▶ **Exercise details**: Return only the number of lines holding the word "text".

Records

>> START

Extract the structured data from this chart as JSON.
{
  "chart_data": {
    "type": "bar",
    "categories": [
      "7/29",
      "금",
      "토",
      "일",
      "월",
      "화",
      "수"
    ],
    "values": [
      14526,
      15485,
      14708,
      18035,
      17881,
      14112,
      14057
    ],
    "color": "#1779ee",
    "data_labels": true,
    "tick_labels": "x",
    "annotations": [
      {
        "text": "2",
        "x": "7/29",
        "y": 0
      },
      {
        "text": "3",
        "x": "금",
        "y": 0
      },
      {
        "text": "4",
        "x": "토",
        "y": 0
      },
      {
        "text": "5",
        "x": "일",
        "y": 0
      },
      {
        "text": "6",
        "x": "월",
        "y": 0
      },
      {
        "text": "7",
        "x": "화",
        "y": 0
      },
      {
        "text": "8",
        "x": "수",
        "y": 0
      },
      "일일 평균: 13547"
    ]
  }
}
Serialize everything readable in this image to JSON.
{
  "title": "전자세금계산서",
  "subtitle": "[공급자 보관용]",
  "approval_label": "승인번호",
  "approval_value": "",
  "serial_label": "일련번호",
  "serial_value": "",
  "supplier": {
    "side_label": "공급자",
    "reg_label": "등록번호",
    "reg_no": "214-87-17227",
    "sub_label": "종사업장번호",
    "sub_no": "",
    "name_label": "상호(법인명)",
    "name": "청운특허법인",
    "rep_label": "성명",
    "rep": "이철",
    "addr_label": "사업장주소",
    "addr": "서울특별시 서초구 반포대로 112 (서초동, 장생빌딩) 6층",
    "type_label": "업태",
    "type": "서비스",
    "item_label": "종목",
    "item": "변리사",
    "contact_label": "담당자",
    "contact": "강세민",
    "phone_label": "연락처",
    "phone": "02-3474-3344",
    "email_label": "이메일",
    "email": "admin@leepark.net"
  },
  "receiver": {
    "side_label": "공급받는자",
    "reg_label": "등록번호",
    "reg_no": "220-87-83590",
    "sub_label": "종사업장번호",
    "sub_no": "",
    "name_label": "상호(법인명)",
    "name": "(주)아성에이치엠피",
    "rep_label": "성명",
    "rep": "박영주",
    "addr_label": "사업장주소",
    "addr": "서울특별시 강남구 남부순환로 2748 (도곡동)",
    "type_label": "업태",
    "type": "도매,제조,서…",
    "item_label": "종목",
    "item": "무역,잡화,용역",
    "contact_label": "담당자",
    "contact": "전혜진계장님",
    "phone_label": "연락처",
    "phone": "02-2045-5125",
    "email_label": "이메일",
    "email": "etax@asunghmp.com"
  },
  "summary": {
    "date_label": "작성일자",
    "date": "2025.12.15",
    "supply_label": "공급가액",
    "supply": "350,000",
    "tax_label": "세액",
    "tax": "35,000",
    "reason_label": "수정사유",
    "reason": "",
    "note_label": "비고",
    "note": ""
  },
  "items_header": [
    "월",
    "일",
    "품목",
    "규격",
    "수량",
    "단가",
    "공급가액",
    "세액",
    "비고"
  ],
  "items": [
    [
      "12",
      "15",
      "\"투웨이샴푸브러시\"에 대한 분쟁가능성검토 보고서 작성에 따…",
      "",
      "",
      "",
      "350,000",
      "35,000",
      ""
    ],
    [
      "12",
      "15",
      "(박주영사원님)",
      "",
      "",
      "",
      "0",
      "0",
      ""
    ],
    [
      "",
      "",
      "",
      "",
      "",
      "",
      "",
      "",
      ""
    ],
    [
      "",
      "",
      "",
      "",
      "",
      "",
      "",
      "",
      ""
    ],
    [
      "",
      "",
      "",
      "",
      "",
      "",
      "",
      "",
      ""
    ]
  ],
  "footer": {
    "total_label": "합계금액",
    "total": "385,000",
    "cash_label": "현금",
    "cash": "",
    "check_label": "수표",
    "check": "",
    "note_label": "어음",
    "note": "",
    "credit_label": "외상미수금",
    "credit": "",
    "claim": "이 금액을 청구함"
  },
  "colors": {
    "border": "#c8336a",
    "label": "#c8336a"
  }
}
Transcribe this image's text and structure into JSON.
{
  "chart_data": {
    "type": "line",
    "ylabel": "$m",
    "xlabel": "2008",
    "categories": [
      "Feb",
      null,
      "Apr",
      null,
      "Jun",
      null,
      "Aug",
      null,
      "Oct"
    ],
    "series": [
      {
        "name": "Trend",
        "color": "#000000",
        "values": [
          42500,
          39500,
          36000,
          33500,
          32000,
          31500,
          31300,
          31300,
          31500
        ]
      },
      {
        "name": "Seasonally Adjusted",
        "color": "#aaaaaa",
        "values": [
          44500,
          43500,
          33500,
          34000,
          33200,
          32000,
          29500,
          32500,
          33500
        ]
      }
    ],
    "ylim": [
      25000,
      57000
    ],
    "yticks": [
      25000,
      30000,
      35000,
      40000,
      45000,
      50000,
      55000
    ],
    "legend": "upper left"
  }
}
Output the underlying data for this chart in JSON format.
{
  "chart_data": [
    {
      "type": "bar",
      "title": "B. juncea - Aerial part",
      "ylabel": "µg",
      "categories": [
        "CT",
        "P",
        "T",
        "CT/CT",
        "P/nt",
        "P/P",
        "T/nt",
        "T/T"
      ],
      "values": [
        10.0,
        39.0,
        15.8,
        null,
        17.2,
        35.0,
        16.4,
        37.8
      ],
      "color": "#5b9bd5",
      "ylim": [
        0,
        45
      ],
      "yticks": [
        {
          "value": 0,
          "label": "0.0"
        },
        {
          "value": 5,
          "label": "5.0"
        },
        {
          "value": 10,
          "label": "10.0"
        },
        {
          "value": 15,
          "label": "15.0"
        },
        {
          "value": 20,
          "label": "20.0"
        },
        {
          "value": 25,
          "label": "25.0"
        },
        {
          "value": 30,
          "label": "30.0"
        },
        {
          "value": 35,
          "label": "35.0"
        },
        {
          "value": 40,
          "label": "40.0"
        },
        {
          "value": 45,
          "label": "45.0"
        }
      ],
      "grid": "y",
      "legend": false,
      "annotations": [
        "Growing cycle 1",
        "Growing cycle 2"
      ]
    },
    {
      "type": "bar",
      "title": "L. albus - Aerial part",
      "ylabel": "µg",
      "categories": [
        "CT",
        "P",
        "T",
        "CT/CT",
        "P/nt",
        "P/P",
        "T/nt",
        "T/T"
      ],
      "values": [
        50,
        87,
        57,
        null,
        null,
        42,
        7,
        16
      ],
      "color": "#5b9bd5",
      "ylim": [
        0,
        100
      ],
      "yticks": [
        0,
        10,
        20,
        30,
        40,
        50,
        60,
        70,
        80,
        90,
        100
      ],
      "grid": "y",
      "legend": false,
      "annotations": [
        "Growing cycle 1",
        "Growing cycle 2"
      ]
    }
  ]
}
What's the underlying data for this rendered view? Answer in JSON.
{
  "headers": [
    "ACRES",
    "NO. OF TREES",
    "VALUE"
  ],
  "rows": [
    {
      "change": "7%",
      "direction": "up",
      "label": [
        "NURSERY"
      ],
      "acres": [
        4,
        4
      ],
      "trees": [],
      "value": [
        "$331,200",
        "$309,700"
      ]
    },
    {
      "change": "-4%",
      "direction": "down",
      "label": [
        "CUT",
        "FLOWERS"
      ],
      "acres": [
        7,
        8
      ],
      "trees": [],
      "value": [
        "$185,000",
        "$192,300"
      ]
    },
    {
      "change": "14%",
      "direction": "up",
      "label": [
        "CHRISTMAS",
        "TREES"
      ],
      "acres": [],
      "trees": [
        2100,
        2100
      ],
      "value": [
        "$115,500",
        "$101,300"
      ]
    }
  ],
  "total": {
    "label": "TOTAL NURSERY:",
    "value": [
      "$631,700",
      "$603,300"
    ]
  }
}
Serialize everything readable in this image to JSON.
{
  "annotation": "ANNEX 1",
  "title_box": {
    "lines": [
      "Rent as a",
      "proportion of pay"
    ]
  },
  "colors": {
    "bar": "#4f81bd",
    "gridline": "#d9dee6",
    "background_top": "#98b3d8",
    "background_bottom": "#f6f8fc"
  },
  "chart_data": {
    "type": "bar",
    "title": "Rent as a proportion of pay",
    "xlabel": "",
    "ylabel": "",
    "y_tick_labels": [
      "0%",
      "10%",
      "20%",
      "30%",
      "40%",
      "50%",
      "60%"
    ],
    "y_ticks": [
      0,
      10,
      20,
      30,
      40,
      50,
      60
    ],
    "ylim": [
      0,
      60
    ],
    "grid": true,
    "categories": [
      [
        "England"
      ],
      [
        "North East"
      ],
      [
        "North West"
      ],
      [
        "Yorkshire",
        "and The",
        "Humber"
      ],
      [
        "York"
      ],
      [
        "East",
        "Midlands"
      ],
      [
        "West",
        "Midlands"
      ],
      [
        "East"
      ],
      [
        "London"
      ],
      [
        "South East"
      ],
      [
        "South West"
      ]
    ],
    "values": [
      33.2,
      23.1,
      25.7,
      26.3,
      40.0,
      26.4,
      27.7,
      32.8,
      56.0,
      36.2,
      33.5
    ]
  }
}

>> END

▶ **Written response**: 8